[start of Raw data]
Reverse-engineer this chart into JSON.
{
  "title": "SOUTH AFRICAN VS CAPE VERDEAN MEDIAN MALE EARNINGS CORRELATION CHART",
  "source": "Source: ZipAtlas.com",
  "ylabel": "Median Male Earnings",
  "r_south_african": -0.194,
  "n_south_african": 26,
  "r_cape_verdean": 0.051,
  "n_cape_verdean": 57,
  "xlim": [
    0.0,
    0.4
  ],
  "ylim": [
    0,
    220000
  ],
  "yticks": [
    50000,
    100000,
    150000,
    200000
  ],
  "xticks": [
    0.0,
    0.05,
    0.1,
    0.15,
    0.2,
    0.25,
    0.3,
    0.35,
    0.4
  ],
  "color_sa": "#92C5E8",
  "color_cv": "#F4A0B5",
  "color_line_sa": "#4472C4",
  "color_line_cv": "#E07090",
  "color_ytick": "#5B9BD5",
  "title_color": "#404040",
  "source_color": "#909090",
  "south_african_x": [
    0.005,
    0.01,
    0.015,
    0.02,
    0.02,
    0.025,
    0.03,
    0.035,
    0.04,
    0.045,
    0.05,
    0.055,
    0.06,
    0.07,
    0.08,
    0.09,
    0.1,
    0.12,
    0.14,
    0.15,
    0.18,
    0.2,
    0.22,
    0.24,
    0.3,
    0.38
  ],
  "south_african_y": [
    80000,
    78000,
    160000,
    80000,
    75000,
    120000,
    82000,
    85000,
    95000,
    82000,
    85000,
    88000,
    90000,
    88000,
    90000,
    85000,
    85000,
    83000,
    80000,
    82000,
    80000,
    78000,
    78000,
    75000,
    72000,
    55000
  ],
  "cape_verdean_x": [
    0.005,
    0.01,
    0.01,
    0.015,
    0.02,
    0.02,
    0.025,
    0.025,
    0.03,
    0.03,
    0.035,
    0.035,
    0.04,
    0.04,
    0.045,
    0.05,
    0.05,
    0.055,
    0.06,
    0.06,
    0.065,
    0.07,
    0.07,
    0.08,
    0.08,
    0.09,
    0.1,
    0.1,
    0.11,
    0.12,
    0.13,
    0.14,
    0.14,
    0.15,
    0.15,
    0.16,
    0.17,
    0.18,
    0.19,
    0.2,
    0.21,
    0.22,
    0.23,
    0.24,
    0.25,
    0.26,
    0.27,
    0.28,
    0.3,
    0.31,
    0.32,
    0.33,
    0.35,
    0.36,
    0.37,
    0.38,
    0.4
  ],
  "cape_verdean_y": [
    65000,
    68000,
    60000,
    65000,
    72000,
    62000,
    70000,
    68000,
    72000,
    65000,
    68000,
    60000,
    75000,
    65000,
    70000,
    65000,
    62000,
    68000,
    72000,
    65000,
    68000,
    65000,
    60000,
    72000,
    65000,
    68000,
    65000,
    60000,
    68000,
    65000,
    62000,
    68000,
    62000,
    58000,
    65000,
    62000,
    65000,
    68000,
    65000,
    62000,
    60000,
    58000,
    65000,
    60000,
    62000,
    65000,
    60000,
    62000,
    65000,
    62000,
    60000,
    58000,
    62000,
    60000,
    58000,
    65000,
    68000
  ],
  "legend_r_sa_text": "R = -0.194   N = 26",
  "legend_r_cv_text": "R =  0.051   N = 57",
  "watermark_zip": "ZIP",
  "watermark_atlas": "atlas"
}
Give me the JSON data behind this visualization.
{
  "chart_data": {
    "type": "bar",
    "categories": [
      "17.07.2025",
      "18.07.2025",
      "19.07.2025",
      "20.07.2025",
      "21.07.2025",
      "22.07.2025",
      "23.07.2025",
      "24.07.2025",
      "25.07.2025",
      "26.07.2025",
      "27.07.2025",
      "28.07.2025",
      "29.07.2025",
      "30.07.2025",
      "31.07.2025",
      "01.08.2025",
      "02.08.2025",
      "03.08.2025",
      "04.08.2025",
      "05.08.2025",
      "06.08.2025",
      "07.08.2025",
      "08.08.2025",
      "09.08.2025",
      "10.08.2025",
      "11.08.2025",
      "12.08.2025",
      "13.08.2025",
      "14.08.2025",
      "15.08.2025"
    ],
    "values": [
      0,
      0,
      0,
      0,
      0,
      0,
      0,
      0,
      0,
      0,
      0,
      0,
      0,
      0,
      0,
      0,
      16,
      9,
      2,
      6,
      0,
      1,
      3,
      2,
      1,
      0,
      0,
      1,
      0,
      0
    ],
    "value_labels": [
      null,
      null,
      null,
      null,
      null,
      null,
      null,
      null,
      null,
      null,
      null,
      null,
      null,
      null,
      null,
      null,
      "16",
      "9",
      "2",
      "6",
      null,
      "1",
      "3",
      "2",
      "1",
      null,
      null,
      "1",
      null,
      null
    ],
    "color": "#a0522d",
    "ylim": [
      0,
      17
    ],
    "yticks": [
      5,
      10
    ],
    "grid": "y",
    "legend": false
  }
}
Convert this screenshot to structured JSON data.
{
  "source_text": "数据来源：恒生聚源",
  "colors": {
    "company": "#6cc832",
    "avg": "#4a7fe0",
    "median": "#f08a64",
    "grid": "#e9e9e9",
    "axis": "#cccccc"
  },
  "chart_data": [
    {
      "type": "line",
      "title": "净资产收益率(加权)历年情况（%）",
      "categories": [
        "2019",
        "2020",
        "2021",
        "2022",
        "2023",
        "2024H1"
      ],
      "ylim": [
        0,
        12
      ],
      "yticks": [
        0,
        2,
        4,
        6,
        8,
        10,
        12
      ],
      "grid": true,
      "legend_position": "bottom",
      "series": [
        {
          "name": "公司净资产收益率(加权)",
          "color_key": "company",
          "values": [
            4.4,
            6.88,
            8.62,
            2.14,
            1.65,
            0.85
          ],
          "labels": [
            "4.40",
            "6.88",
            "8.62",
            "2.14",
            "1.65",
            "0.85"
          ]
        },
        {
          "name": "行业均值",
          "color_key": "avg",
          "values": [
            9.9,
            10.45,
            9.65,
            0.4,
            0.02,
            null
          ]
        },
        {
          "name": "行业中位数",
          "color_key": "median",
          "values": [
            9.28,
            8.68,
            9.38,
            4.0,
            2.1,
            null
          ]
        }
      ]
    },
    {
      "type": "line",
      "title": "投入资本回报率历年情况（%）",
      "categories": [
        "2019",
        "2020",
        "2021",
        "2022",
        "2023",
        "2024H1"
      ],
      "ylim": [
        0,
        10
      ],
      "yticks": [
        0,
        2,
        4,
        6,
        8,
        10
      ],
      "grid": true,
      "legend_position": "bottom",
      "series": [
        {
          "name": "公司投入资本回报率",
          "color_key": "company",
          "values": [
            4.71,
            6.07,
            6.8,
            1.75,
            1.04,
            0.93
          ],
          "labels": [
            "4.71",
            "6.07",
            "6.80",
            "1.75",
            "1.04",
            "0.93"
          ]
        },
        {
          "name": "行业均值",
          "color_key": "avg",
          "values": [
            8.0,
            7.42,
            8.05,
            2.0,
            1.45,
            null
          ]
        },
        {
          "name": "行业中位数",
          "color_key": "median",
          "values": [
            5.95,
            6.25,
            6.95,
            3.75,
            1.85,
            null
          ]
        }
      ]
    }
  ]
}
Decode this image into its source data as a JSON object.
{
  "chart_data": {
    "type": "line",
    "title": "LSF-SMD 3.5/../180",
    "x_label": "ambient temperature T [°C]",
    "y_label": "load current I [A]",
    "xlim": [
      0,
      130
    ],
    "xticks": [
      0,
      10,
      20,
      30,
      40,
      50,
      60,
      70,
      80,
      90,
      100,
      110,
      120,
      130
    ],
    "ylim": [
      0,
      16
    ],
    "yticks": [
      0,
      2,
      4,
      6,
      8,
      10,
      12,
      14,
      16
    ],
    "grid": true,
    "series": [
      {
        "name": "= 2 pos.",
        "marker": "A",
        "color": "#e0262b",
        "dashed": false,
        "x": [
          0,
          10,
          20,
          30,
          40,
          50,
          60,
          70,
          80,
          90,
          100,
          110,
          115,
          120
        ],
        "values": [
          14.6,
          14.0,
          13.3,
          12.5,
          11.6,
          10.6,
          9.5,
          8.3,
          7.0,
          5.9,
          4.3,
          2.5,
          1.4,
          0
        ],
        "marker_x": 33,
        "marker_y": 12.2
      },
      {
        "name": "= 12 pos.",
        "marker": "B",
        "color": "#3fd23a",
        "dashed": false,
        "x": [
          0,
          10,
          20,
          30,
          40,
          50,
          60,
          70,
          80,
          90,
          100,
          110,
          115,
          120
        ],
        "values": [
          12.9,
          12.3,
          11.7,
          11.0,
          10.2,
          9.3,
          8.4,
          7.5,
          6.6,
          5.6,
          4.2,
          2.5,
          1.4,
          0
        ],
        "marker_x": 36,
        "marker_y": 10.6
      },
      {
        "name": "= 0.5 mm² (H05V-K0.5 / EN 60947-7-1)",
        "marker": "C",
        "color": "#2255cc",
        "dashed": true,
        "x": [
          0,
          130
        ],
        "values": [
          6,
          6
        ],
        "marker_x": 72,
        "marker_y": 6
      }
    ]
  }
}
[end of Raw data]
- Do this -
Go through the preceding material and copy each line that has the word "true".

- Complete answer -
      "grid": true,
      "grid": true,
    "grid": true,
        "dashed": true,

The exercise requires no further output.